Would you write out the entries below, every one of them, exactly?
§ §
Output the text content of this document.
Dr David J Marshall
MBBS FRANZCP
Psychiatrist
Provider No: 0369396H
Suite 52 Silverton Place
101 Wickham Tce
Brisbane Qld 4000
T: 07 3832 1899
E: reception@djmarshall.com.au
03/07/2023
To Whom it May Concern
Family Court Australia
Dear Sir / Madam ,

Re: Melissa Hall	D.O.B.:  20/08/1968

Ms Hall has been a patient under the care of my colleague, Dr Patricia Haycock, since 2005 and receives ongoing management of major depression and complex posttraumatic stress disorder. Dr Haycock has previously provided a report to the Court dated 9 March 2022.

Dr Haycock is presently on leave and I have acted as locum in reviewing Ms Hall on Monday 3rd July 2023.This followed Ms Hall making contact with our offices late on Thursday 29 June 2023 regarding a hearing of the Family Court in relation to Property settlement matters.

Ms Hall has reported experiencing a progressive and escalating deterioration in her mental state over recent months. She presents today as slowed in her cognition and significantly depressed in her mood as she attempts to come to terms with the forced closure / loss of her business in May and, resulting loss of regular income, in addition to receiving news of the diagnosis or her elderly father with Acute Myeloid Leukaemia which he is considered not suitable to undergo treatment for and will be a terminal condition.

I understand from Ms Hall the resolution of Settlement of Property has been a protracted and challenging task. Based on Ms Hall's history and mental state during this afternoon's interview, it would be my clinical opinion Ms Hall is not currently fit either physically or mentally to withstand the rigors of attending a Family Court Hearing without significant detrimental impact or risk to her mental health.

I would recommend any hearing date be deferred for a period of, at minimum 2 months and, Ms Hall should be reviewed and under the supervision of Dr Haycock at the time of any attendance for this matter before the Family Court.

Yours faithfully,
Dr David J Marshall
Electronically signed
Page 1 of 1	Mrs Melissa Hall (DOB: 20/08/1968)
§ §
Answer to this problem:
Output the text content of this document.
Dr David J Marshall
MBBS FRANZCP
Psychiatrist
Provider No: 0369396H
Suite 52 Silverton Place
101 Wickham Tce
Brisbane Qld 4000
T: 07 3832 1899
E: reception@djmarshall.com.au
03/07/2023
To Whom it May Concern
Family Court Australia
Dear Sir / Madam ,

Re: Melissa Hall	D.O.B.:  20/08/1968

Ms Hall has been a patient under the care of my colleague, Dr Patricia Haycock, since 2005 and receives ongoing management of major depression and complex posttraumatic stress disorder. Dr Haycock has previously provided a report to the Court dated 9 March 2022.

Dr Haycock is presently on leave and I have acted as locum in reviewing Ms Hall on Monday 3rd July 2023.This followed Ms Hall making contact with our offices late on Thursday 29 June 2023 regarding a hearing of the Family Court in relation to Property settlement matters.

Ms Hall has reported experiencing a progressive and escalating deterioration in her mental state over recent months. She presents today as slowed in her cognition and significantly depressed in her mood as she attempts to come to terms with the forced closure / loss of her business in May and, resulting loss of regular income, in addition to receiving news of the diagnosis or her elderly father with Acute Myeloid Leukaemia which he is considered not suitable to undergo treatment for and will be a terminal condition.

I understand from Ms Hall the resolution of Settlement of Property has been a protracted and challenging task. Based on Ms Hall's history and mental state during this afternoon's interview, it would be my clinical opinion Ms Hall is not currently fit either physically or mentally to withstand the rigors of attending a Family Court Hearing without significant detrimental impact or risk to her mental health.

I would recommend any hearing date be deferred for a period of, at minimum 2 months and, Ms Hall should be reviewed and under the supervision of Dr Haycock at the time of any attendance for this matter before the Family Court.

Yours faithfully,
Dr David J Marshall
Electronically signed
Page 1 of 1	Mrs Melissa Hall (DOB: 20/08/1968)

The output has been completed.